- Provided data

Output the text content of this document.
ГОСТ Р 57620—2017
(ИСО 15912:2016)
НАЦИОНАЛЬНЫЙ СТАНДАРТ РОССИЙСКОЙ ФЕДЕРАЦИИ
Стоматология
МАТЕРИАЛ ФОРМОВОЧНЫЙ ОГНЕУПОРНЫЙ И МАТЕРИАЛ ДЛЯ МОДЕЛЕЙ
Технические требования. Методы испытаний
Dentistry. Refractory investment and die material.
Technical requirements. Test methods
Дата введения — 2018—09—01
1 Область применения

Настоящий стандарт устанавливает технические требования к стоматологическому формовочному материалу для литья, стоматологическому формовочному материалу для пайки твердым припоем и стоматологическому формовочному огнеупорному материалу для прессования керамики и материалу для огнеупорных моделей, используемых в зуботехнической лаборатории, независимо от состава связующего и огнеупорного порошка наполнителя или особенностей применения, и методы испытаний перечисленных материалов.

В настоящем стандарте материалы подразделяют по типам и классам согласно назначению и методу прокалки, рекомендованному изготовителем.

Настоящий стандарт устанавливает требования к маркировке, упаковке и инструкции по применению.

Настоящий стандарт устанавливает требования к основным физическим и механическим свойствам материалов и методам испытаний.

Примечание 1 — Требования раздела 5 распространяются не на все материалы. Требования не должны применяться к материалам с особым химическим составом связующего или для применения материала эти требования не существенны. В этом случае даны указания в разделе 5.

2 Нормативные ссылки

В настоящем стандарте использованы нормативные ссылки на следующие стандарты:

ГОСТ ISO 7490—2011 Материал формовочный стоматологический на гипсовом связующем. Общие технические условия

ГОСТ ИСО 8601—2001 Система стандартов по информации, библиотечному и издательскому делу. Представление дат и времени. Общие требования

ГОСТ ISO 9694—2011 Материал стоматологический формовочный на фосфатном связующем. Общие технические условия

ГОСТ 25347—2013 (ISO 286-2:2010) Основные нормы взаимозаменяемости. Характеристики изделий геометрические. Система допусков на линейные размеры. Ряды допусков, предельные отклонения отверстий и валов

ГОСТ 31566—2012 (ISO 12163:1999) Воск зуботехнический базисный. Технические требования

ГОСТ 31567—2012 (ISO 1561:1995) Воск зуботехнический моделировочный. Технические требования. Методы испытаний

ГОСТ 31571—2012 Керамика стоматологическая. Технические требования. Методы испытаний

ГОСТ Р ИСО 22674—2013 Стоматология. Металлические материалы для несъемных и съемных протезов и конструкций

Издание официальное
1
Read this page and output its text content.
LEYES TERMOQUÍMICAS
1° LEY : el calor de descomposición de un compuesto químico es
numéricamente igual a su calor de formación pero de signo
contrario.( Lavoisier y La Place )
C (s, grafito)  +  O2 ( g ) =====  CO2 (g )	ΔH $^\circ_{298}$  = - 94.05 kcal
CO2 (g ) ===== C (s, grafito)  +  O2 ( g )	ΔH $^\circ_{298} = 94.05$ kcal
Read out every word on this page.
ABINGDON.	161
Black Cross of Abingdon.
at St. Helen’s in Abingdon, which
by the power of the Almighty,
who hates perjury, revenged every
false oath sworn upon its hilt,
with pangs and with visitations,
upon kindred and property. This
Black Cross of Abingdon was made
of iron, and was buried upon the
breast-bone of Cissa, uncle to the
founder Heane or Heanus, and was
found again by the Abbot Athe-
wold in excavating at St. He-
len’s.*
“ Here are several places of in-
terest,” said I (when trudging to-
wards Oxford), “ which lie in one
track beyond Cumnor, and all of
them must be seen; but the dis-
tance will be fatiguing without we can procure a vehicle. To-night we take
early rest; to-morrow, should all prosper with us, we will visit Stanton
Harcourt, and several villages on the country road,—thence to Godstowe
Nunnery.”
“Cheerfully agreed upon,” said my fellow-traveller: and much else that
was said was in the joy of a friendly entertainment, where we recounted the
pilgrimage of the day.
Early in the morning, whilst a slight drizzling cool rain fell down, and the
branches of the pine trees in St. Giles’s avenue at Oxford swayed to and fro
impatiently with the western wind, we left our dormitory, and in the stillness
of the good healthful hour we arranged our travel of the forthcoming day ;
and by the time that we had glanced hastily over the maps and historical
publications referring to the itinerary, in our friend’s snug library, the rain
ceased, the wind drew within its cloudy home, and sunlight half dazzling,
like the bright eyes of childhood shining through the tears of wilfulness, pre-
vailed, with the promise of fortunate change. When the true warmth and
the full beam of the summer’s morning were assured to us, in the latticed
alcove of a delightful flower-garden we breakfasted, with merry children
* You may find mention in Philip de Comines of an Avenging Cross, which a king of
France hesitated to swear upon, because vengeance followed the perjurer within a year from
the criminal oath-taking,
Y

- Goal of the exercise
Find the word "Воск" in the entries, and copy every line it shows up in.

- Exercise result
ГОСТ 31566—2012 (ISO 12163:1999) Воск зуботехнический базисный. Технические требования
ГОСТ 31567—2012 (ISO 1561:1995) Воск зуботехнический моделировочный. Технические требования. Методы испытаний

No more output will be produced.